• [Task details]
Output every line below without omitting or altering anything.

#### Material for the task ####

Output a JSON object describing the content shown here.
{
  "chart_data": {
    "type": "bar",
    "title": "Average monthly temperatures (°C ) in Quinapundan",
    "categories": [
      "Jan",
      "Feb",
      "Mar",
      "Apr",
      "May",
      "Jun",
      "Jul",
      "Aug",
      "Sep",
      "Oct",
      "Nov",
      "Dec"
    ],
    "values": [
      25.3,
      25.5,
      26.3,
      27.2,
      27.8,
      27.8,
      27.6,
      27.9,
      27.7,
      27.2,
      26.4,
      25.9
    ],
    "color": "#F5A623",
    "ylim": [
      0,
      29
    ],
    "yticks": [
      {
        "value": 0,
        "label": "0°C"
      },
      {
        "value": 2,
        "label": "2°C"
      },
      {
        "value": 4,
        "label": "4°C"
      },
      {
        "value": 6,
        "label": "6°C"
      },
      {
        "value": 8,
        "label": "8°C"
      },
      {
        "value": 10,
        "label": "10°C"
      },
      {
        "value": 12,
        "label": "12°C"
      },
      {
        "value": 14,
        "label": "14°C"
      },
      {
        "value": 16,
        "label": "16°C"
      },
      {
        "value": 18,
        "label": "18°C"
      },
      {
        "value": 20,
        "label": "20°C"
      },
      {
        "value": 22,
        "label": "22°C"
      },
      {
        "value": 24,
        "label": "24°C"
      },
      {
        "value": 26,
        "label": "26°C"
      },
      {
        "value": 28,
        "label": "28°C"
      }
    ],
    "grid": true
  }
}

####

• [Problem solution]
Output a JSON object describing the content shown here.
{
  "chart_data": {
    "type": "bar",
    "title": "Average monthly temperatures (°C ) in Quinapundan",
    "categories": [
      "Jan",
      "Feb",
      "Mar",
      "Apr",
      "May",
      "Jun",
      "Jul",
      "Aug",
      "Sep",
      "Oct",
      "Nov",
      "Dec"
    ],
    "values": [
      25.3,
      25.5,
      26.3,
      27.2,
      27.8,
      27.8,
      27.6,
      27.9,
      27.7,
      27.2,
      26.4,
      25.9
    ],
    "color": "#F5A623",
    "ylim": [
      0,
      29
    ],
    "yticks": [
      {
        "value": 0,
        "label": "0°C"
      },
      {
        "value": 2,
        "label": "2°C"
      },
      {
        "value": 4,
        "label": "4°C"
      },
      {
        "value": 6,
        "label": "6°C"
      },
      {
        "value": 8,
        "label": "8°C"
      },
      {
        "value": 10,
        "label": "10°C"
      },
      {
        "value": 12,
        "label": "12°C"
      },
      {
        "value": 14,
        "label": "14°C"
      },
      {
        "value": 16,
        "label": "16°C"
      },
      {
        "value": 18,
        "label": "18°C"
      },
      {
        "value": 20,
        "label": "20°C"
      },
      {
        "value": 22,
        "label": "22°C"
      },
      {
        "value": 24,
        "label": "24°C"
      },
      {
        "value": 26,
        "label": "26°C"
      },
      {
        "value": 28,
        "label": "28°C"
      }
    ],
    "grid": true
  }
}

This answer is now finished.